PASSAGE TO READ below:
A major sticking point that men of all ages have with women is shyness. Growing up as a young man myself, I was always very shy around people. Now I know from my own experience that shyness can massively hold you back in all areas of your life, not just with talking to women. Men who are shy generally tend to feel alienated, unattractive, rejected and at times even depressed, angry and misunderstood.
I feel like shyness has been magnified all over the media throughout as almost a disease! In the context of getting the “attractive” girl, the stereotypical image is always the skinny socially awkward geek that stutters around the beautiful girl, who of course typically turns him down and humiliates him in front of everyone. I think I can speak for all men who are on the shy side that this fear of being humiliated is what keeps them staying shy. Unwilling to come out and show their true self to people. Perhaps even their close friends and at times even family members.
What I have learned so far on my journey to becoming my ideal self and breaking out of shyness is that it is actually a blessing. It is not something you should feel ashamed of as long as you are prepared to face your fear and start opening up around people. This is not something you can of course achieve overnight. Like anything that is worthwhile, it takes a certain amount of time and effort to see tangible results.
End of PASSAGE TO READ.
§ **AIM OF THE TASK**: According to the passage on shyness, what fear keeps shy men staying shy? The data is separate material, unrelated to the passage on shyness.
SUPPLIED RECORDS below:
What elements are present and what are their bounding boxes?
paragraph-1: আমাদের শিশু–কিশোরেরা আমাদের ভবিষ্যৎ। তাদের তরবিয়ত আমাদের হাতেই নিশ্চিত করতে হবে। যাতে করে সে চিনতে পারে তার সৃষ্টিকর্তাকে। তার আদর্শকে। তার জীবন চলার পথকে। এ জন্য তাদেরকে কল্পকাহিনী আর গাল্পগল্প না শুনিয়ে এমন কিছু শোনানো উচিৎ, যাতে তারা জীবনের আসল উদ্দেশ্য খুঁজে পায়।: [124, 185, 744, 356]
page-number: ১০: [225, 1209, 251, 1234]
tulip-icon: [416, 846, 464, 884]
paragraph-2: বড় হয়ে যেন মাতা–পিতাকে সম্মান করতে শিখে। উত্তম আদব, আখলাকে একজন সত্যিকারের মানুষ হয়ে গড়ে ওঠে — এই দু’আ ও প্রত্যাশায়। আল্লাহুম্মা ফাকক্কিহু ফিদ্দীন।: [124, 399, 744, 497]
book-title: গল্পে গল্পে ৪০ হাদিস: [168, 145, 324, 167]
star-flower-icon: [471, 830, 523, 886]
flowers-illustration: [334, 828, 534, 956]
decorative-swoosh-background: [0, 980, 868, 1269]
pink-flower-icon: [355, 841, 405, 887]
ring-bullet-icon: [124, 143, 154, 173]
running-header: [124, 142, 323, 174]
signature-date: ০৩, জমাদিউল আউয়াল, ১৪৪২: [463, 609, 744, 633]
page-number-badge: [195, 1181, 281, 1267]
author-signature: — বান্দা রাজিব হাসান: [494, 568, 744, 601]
End of SUPPLIED RECORDS.
§ **EXERCISE SOLUTION**: The fear of being humiliated.